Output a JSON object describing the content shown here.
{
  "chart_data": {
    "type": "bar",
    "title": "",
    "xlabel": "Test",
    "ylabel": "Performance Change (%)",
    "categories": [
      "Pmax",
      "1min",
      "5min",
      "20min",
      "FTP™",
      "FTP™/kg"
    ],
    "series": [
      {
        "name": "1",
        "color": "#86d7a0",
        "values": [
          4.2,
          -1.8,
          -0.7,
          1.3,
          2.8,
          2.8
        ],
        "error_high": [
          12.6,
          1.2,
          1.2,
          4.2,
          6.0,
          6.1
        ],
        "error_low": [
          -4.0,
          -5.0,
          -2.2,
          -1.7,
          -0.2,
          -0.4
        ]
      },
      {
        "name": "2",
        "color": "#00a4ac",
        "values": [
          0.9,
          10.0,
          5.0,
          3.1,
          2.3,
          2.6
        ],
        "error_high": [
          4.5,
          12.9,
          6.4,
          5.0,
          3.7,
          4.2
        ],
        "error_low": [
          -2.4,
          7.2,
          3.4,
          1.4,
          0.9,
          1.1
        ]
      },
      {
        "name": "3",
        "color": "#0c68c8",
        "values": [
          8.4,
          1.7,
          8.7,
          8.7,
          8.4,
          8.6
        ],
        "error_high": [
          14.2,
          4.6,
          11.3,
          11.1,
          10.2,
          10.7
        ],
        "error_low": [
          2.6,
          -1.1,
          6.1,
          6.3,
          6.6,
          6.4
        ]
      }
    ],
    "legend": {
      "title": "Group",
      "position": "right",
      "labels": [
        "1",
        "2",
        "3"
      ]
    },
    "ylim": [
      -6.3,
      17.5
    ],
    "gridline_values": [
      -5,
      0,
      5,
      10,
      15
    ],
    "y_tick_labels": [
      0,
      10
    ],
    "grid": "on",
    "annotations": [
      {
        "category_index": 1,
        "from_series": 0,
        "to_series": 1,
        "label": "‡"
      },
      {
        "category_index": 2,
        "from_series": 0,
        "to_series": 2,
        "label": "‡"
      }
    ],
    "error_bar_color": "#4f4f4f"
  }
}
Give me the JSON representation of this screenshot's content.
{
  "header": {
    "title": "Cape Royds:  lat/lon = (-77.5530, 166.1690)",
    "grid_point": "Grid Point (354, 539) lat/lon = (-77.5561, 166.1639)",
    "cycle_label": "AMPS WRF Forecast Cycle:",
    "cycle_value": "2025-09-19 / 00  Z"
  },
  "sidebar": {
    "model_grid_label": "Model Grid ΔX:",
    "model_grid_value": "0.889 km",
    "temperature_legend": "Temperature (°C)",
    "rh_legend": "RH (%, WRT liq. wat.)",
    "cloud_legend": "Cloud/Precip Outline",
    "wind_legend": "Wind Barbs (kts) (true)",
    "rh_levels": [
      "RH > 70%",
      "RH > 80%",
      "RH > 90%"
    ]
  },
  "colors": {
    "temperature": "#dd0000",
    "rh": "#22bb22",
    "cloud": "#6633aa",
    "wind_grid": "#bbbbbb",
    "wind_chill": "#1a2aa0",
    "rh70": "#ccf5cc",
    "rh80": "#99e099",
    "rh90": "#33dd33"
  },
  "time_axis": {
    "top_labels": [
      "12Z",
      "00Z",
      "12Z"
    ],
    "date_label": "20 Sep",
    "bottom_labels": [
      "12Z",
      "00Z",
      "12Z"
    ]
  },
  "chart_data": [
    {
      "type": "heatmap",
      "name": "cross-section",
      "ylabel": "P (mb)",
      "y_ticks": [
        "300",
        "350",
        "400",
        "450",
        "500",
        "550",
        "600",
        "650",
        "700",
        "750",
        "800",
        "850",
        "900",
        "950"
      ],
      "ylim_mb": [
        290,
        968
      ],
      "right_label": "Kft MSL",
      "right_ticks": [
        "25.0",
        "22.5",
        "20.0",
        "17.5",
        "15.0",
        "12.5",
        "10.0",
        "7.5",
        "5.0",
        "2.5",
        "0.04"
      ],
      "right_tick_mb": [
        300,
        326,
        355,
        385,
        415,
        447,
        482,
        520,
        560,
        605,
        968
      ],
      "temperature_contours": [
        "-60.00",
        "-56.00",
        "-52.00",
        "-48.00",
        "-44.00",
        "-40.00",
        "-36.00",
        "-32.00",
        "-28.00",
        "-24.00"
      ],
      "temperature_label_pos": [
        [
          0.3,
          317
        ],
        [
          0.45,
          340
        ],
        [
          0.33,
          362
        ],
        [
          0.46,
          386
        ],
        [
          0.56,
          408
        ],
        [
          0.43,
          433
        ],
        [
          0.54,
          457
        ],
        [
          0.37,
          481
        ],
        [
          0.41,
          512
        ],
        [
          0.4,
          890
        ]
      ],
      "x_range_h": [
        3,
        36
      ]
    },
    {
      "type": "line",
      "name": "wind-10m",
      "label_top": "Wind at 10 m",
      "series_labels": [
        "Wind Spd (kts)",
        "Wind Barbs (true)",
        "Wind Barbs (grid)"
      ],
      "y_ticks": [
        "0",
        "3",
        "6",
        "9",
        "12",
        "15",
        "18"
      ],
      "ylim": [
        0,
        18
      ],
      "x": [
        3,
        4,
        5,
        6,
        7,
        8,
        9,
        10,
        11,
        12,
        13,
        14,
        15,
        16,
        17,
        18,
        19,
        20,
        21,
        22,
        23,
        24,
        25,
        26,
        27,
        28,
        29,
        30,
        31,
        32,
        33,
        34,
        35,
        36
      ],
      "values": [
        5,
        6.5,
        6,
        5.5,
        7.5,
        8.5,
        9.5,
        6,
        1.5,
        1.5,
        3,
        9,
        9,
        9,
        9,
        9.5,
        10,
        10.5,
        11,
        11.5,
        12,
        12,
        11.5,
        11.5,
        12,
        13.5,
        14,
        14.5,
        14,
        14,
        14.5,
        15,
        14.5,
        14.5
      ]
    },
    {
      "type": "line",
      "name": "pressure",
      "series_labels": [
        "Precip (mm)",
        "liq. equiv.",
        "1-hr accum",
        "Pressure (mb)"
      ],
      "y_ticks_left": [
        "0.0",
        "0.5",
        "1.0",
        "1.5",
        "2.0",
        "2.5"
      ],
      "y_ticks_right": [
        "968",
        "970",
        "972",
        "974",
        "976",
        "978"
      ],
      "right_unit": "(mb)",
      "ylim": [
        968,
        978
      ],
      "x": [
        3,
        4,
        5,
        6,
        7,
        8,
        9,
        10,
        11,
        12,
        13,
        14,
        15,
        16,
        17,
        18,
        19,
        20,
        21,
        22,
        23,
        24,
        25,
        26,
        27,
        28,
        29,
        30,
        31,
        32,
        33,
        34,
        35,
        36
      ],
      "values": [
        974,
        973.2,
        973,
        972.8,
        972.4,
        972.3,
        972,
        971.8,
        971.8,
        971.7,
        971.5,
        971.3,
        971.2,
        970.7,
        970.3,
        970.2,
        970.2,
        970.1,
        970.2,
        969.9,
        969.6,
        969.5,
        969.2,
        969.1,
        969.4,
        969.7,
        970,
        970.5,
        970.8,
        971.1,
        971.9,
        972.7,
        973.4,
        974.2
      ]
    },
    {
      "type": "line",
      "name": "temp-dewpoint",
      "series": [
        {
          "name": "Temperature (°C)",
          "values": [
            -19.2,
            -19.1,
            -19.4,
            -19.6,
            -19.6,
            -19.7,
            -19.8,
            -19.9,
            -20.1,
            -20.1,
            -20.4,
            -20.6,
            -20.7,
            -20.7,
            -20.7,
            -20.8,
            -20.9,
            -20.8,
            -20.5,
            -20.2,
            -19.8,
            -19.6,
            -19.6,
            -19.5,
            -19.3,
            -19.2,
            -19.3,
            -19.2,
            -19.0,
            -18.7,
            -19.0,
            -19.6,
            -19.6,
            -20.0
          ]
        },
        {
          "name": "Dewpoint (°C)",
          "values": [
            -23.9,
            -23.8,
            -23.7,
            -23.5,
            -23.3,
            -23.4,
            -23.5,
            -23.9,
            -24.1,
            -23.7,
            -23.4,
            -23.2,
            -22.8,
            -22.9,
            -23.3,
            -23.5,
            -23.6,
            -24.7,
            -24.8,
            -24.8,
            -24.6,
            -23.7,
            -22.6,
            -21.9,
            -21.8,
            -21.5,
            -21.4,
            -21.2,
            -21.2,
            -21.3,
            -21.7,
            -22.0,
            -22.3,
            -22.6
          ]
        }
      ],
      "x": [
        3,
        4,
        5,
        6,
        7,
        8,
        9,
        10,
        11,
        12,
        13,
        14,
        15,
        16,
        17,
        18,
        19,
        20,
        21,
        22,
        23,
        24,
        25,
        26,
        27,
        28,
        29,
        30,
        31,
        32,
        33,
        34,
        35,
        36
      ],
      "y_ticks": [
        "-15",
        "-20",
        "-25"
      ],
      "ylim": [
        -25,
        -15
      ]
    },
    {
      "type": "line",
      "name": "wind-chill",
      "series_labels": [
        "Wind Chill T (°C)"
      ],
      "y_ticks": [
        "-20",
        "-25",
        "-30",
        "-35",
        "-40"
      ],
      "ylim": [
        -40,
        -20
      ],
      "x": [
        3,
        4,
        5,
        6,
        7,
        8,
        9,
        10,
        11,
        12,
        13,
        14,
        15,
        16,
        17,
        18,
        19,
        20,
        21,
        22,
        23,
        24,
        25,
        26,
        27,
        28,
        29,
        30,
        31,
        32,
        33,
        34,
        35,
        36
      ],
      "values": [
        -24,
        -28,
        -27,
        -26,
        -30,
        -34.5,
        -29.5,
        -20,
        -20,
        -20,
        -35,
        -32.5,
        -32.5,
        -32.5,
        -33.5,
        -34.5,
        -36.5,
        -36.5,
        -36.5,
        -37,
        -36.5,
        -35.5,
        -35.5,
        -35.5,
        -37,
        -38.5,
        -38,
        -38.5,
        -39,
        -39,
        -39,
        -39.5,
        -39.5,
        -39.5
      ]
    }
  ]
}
- - -
OBJECTIVE =>
Extract from the material all lines containing the string "Precip".

EXERCISE SOLUTION =>
    "cloud_legend": "Cloud/Precip Outline",
        "Precip (mm)",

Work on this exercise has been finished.